**GIVEN REQUEST:** Search the material for the word "into" and report each line where it turns up.

******************************

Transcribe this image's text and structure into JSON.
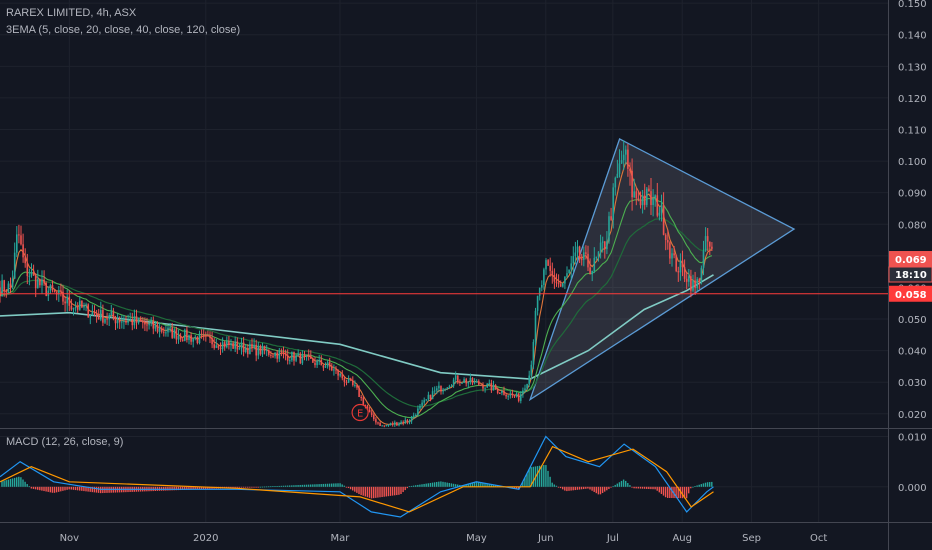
{
  "header": {
    "title": "RAREX LIMITED, 4h, ASX",
    "indicator": "3EMA (5, close, 20, close, 40, close, 120, close)"
  },
  "macd_header": {
    "label": "MACD (12, 26, close, 9)"
  },
  "price_tags": {
    "last_price": "0.069",
    "countdown": "18:10",
    "hline_price": "0.058"
  },
  "colors": {
    "background": "#131722",
    "grid": "#1e222d",
    "up": "#26a69a",
    "down": "#ef5350",
    "ema5": "#e0763a",
    "ema20": "#4caf50",
    "ema40": "#1f6b3a",
    "ema120": "#80cbc4",
    "triangle": "#5b9bd5",
    "hline": "#ff3b3b",
    "macd": "#2196f3",
    "signal": "#ff9800",
    "earnings": "#e53935"
  },
  "chart_data": [
    {
      "type": "candlestick",
      "title": "RAREX LIMITED, 4h, ASX",
      "y_ticks": [
        "0.020",
        "0.030",
        "0.040",
        "0.050",
        "0.060",
        "0.070",
        "0.080",
        "0.090",
        "0.100",
        "0.110",
        "0.120",
        "0.130",
        "0.140",
        "0.150"
      ],
      "x_ticks": [
        "Nov",
        "2020",
        "Mar",
        "May",
        "Jun",
        "Jul",
        "Aug",
        "Sep",
        "Oct"
      ],
      "ylim": [
        0.0155,
        0.151
      ],
      "series_path": [
        {
          "x": "2019-10-06",
          "y": 0.06
        },
        {
          "x": "2019-10-09",
          "y": 0.078
        },
        {
          "x": "2019-10-12",
          "y": 0.066
        },
        {
          "x": "2019-10-20",
          "y": 0.06
        },
        {
          "x": "2019-11-01",
          "y": 0.055
        },
        {
          "x": "2019-11-15",
          "y": 0.051
        },
        {
          "x": "2019-12-01",
          "y": 0.049
        },
        {
          "x": "2019-12-20",
          "y": 0.045
        },
        {
          "x": "2020-01-10",
          "y": 0.042
        },
        {
          "x": "2020-01-25",
          "y": 0.04
        },
        {
          "x": "2020-02-10",
          "y": 0.038
        },
        {
          "x": "2020-02-25",
          "y": 0.035
        },
        {
          "x": "2020-03-08",
          "y": 0.028
        },
        {
          "x": "2020-03-15",
          "y": 0.019
        },
        {
          "x": "2020-03-20",
          "y": 0.016
        },
        {
          "x": "2020-04-01",
          "y": 0.018
        },
        {
          "x": "2020-04-12",
          "y": 0.027
        },
        {
          "x": "2020-04-22",
          "y": 0.031
        },
        {
          "x": "2020-05-05",
          "y": 0.029
        },
        {
          "x": "2020-05-20",
          "y": 0.025
        },
        {
          "x": "2020-05-25",
          "y": 0.033
        },
        {
          "x": "2020-05-28",
          "y": 0.055
        },
        {
          "x": "2020-06-01",
          "y": 0.066
        },
        {
          "x": "2020-06-08",
          "y": 0.06
        },
        {
          "x": "2020-06-15",
          "y": 0.07
        },
        {
          "x": "2020-06-22",
          "y": 0.066
        },
        {
          "x": "2020-06-28",
          "y": 0.075
        },
        {
          "x": "2020-07-02",
          "y": 0.092
        },
        {
          "x": "2020-07-06",
          "y": 0.103
        },
        {
          "x": "2020-07-10",
          "y": 0.089
        },
        {
          "x": "2020-07-17",
          "y": 0.088
        },
        {
          "x": "2020-07-22",
          "y": 0.085
        },
        {
          "x": "2020-07-28",
          "y": 0.068
        },
        {
          "x": "2020-08-03",
          "y": 0.064
        },
        {
          "x": "2020-08-07",
          "y": 0.059
        },
        {
          "x": "2020-08-12",
          "y": 0.075
        },
        {
          "x": "2020-08-15",
          "y": 0.069
        }
      ],
      "ema_series": [
        {
          "name": "EMA 120",
          "values": [
            {
              "x": "2019-10-01",
              "y": 0.051
            },
            {
              "x": "2019-11-01",
              "y": 0.052
            },
            {
              "x": "2020-01-01",
              "y": 0.047
            },
            {
              "x": "2020-03-01",
              "y": 0.042
            },
            {
              "x": "2020-04-15",
              "y": 0.033
            },
            {
              "x": "2020-05-25",
              "y": 0.031
            },
            {
              "x": "2020-06-20",
              "y": 0.04
            },
            {
              "x": "2020-07-15",
              "y": 0.053
            },
            {
              "x": "2020-08-03",
              "y": 0.059
            },
            {
              "x": "2020-08-15",
              "y": 0.064
            }
          ]
        }
      ],
      "drawings": {
        "triangle": [
          {
            "x": "2020-05-25",
            "y": 0.0245
          },
          {
            "x": "2020-07-04",
            "y": 0.107
          },
          {
            "x": "2020-09-20",
            "y": 0.0785
          }
        ],
        "horizontal_line": 0.058
      },
      "event_marker": {
        "label": "E",
        "x": "2020-03-10",
        "y": 0.0185
      }
    },
    {
      "type": "line",
      "title": "MACD (12, 26, close, 9)",
      "y_ticks": [
        "0.000",
        "0.010"
      ],
      "ylim": [
        -0.007,
        0.0115
      ],
      "series": [
        {
          "name": "MACD",
          "values": [
            {
              "x": "2019-10-01",
              "y": 0.002
            },
            {
              "x": "2019-10-10",
              "y": 0.005
            },
            {
              "x": "2019-10-25",
              "y": 0.001
            },
            {
              "x": "2019-11-15",
              "y": -0.0005
            },
            {
              "x": "2020-01-15",
              "y": -0.0005
            },
            {
              "x": "2020-03-01",
              "y": -0.001
            },
            {
              "x": "2020-03-15",
              "y": -0.005
            },
            {
              "x": "2020-03-28",
              "y": -0.006
            },
            {
              "x": "2020-04-15",
              "y": -0.001
            },
            {
              "x": "2020-05-01",
              "y": 0.001
            },
            {
              "x": "2020-05-20",
              "y": -0.0005
            },
            {
              "x": "2020-06-01",
              "y": 0.01
            },
            {
              "x": "2020-06-10",
              "y": 0.006
            },
            {
              "x": "2020-06-25",
              "y": 0.004
            },
            {
              "x": "2020-07-06",
              "y": 0.0085
            },
            {
              "x": "2020-07-20",
              "y": 0.004
            },
            {
              "x": "2020-08-03",
              "y": -0.005
            },
            {
              "x": "2020-08-12",
              "y": -0.001
            },
            {
              "x": "2020-08-15",
              "y": 0.0
            }
          ]
        },
        {
          "name": "Signal",
          "values": [
            {
              "x": "2019-10-01",
              "y": 0.001
            },
            {
              "x": "2019-10-15",
              "y": 0.004
            },
            {
              "x": "2019-11-01",
              "y": 0.001
            },
            {
              "x": "2020-01-15",
              "y": -0.0003
            },
            {
              "x": "2020-03-10",
              "y": -0.002
            },
            {
              "x": "2020-04-01",
              "y": -0.005
            },
            {
              "x": "2020-04-25",
              "y": 0.0
            },
            {
              "x": "2020-05-25",
              "y": 0.0
            },
            {
              "x": "2020-06-04",
              "y": 0.008
            },
            {
              "x": "2020-06-20",
              "y": 0.005
            },
            {
              "x": "2020-07-10",
              "y": 0.0075
            },
            {
              "x": "2020-07-25",
              "y": 0.003
            },
            {
              "x": "2020-08-05",
              "y": -0.004
            },
            {
              "x": "2020-08-15",
              "y": -0.001
            }
          ]
        }
      ]
    }
  ]
}
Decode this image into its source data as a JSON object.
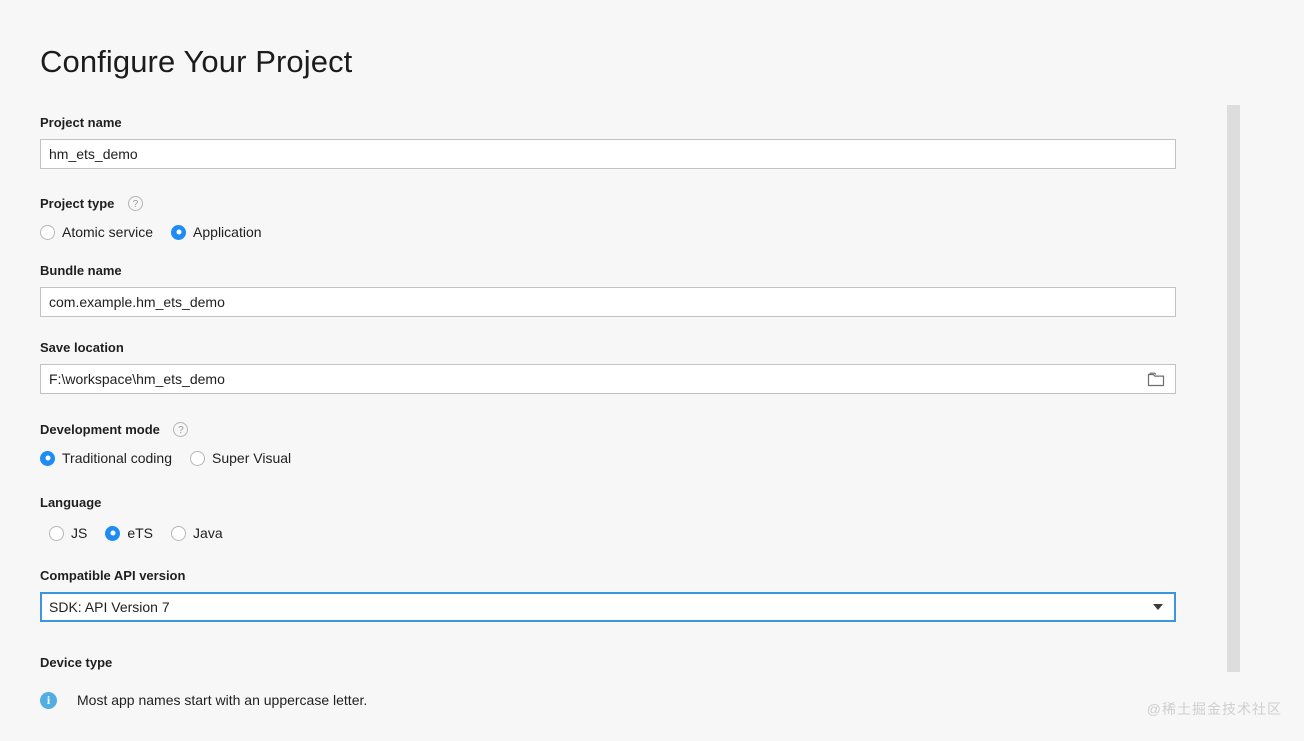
{
  "window": {
    "title": "Configure Your Project"
  },
  "fields": {
    "project_name": {
      "label": "Project name",
      "value": "hm_ets_demo",
      "placeholder": "Project name"
    },
    "project_type": {
      "label": "Project type",
      "help_icon": "help-circle-icon",
      "options": [
        {
          "label": "Atomic service",
          "selected": false
        },
        {
          "label": "Application",
          "selected": true
        }
      ]
    },
    "bundle_name": {
      "label": "Bundle name",
      "value": "com.example.hm_ets_demo",
      "placeholder": "Bundle name"
    },
    "save_location": {
      "label": "Save location",
      "value": "F:\\workspace\\hm_ets_demo",
      "placeholder": "Save location",
      "browse_icon": "folder-icon"
    },
    "development_mode": {
      "label": "Development mode",
      "help_icon": "help-circle-icon",
      "options": [
        {
          "label": "Traditional coding",
          "selected": true
        },
        {
          "label": "Super Visual",
          "selected": false
        }
      ]
    },
    "language": {
      "label": "Language",
      "options": [
        {
          "label": "JS",
          "selected": false
        },
        {
          "label": "eTS",
          "selected": true
        },
        {
          "label": "Java",
          "selected": false
        }
      ]
    },
    "compatible_api_version": {
      "label": "Compatible API version",
      "value": "SDK: API Version 7",
      "caret_icon": "chevron-down-icon",
      "focused": true
    },
    "device_type": {
      "label": "Device type"
    }
  },
  "footer": {
    "icon": "info-circle-icon",
    "message": "Most app names start with an uppercase letter."
  },
  "watermark": {
    "text": "@稀土掘金技术社区"
  },
  "colors": {
    "accent": "#1f8cf5",
    "focus_border": "#3a96dd",
    "info": "#52aee0",
    "background": "#f7f7f7"
  }
}
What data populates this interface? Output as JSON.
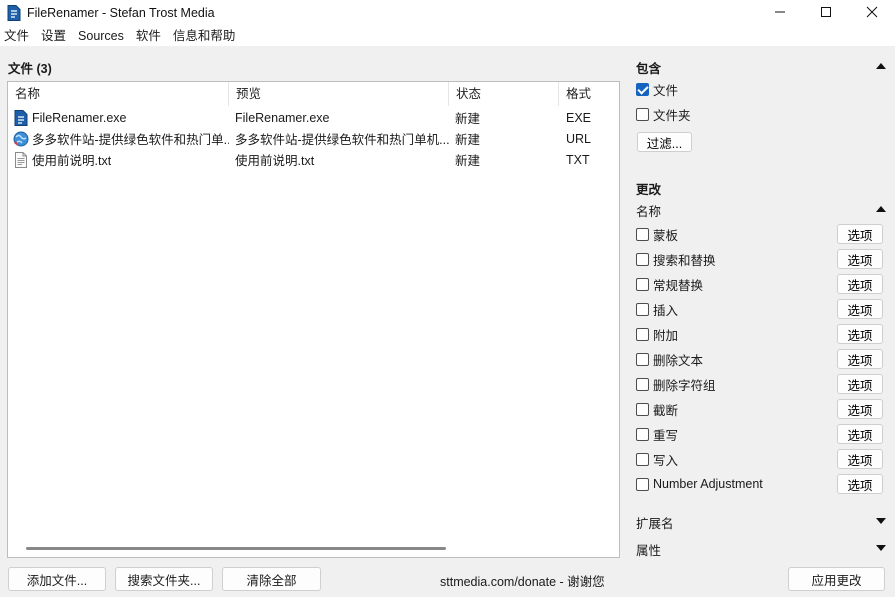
{
  "window": {
    "title": "FileRenamer - Stefan Trost Media"
  },
  "menu": [
    "文件",
    "设置",
    "Sources",
    "软件",
    "信息和帮助"
  ],
  "files_panel": {
    "label": "文件 (3)",
    "columns": [
      "名称",
      "预览",
      "状态",
      "格式"
    ],
    "rows": [
      {
        "name": "FileRenamer.exe",
        "preview": "FileRenamer.exe",
        "status": "新建",
        "format": "EXE",
        "icon": "exe-file-icon"
      },
      {
        "name": "多多软件站-提供绿色软件和热门单...",
        "preview": "多多软件站-提供绿色软件和热门单机...",
        "status": "新建",
        "format": "URL",
        "icon": "url-file-icon"
      },
      {
        "name": "使用前说明.txt",
        "preview": "使用前说明.txt",
        "status": "新建",
        "format": "TXT",
        "icon": "txt-file-icon"
      }
    ]
  },
  "bottom": {
    "add_files": "添加文件...",
    "search_folder": "搜索文件夹...",
    "clear_all": "清除全部",
    "donate": "sttmedia.com/donate - 谢谢您",
    "apply": "应用更改"
  },
  "sidebar": {
    "include_title": "包含",
    "include_files": "文件",
    "include_folders": "文件夹",
    "filter_button": "过滤...",
    "changes_title": "更改",
    "name_section": "名称",
    "option_label": "选项",
    "name_options": [
      "蒙板",
      "搜索和替换",
      "常规替换",
      "插入",
      "附加",
      "删除文本",
      "删除字符组",
      "截断",
      "重写",
      "写入",
      "Number Adjustment"
    ],
    "extension_section": "扩展名",
    "attributes_section": "属性"
  }
}
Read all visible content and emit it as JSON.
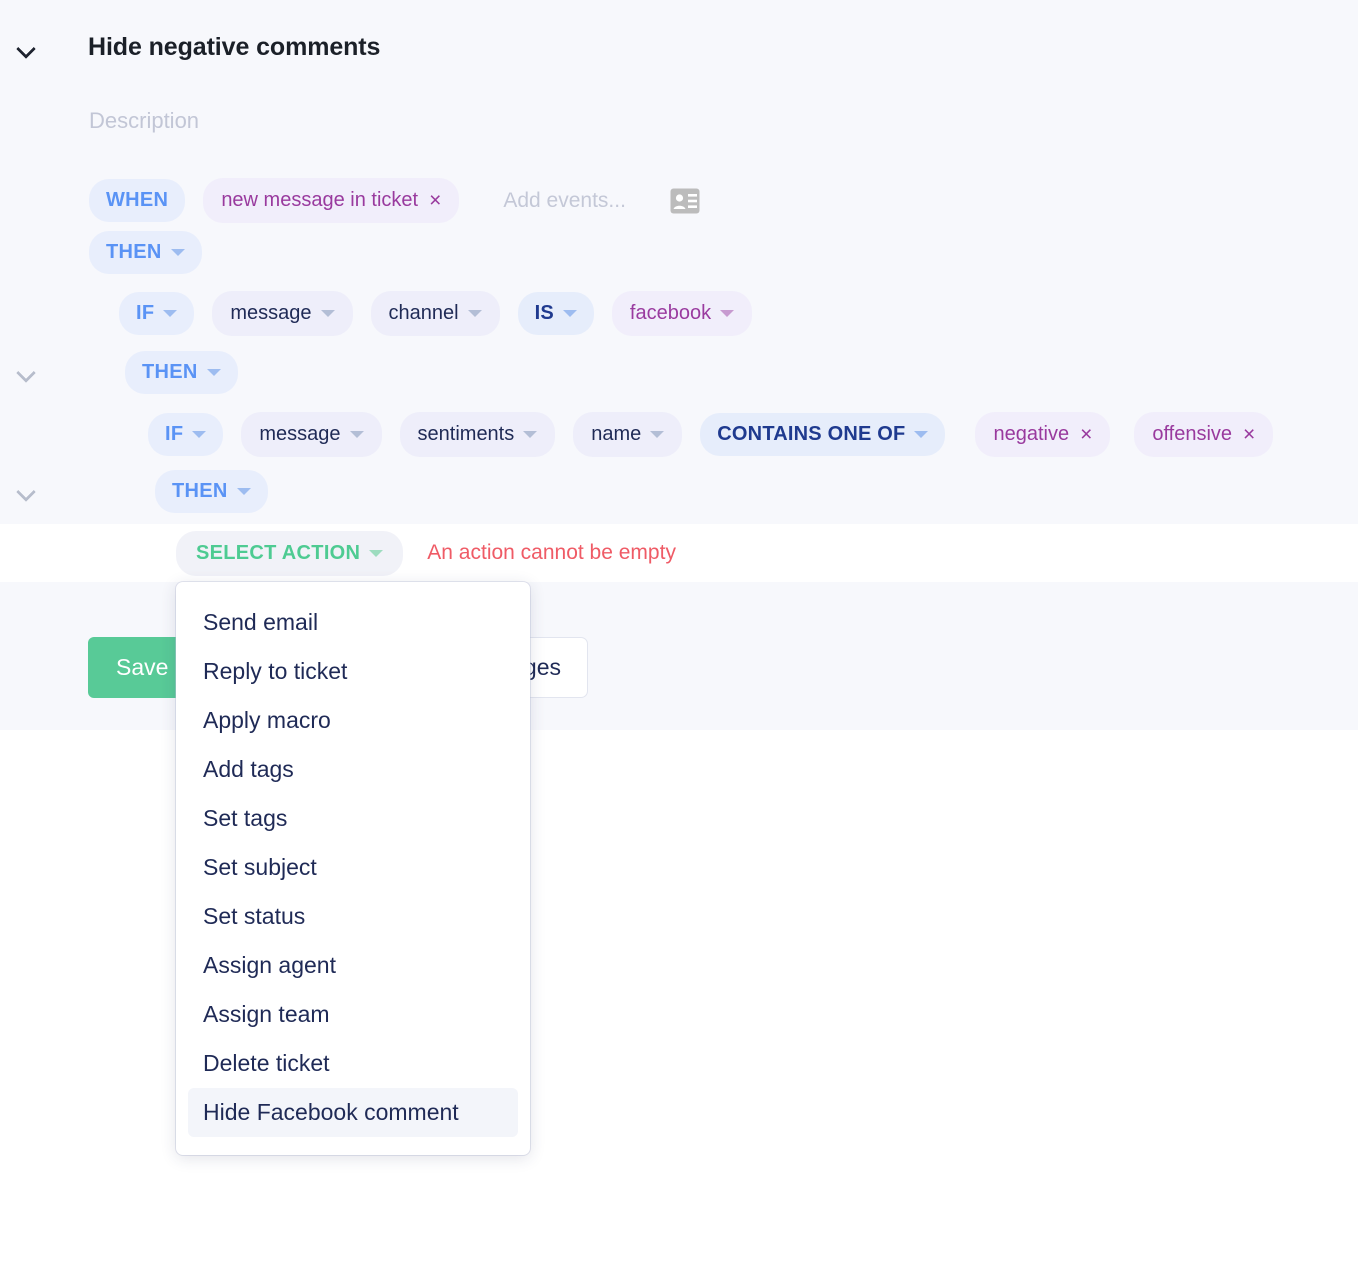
{
  "rule": {
    "title": "Hide negative comments",
    "description_placeholder": "Description",
    "collapse_icon": "chevron-down-icon"
  },
  "when_row": {
    "keyword": "WHEN",
    "event_chip": "new message in ticket",
    "event_remove": "×",
    "add_events_placeholder": "Add events...",
    "contact_icon": "contact-card-icon"
  },
  "then_row_1": {
    "keyword": "THEN"
  },
  "condition_1": {
    "keyword": "IF",
    "entity": "message",
    "attribute": "channel",
    "operator": "IS",
    "value": "facebook"
  },
  "then_row_2": {
    "keyword": "THEN"
  },
  "condition_2": {
    "keyword": "IF",
    "entity": "message",
    "attribute": "sentiments",
    "subattribute": "name",
    "operator": "CONTAINS ONE OF",
    "values": [
      {
        "label": "negative",
        "remove": "×"
      },
      {
        "label": "offensive",
        "remove": "×"
      }
    ]
  },
  "then_row_3": {
    "keyword": "THEN"
  },
  "action_row": {
    "select_action_label": "SELECT ACTION",
    "error": "An action cannot be empty"
  },
  "footer": {
    "save_label": "Save",
    "discard_label": "Discard changes"
  },
  "action_dropdown": {
    "items": [
      {
        "label": "Send email",
        "selected": false
      },
      {
        "label": "Reply to ticket",
        "selected": false
      },
      {
        "label": "Apply macro",
        "selected": false
      },
      {
        "label": "Add tags",
        "selected": false
      },
      {
        "label": "Set tags",
        "selected": false
      },
      {
        "label": "Set subject",
        "selected": false
      },
      {
        "label": "Set status",
        "selected": false
      },
      {
        "label": "Assign agent",
        "selected": false
      },
      {
        "label": "Assign team",
        "selected": false
      },
      {
        "label": "Delete ticket",
        "selected": false
      },
      {
        "label": "Hide Facebook comment",
        "selected": true
      }
    ]
  },
  "colors": {
    "panel_bg": "#f7f8fc",
    "keyword_chip_bg": "#e8eefc",
    "keyword_chip_text": "#5a93f5",
    "field_chip_bg": "#eeeefa",
    "field_chip_text": "#1f2a56",
    "value_chip_bg": "#f1eefb",
    "value_chip_text": "#993a9e",
    "accent_green": "#58ca97",
    "error_red": "#ef5b66"
  }
}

******************************

**TASK RESPONSE:**
Transcribe this image's text and structure into JSON.
Decode this image into its source data as a JSON object.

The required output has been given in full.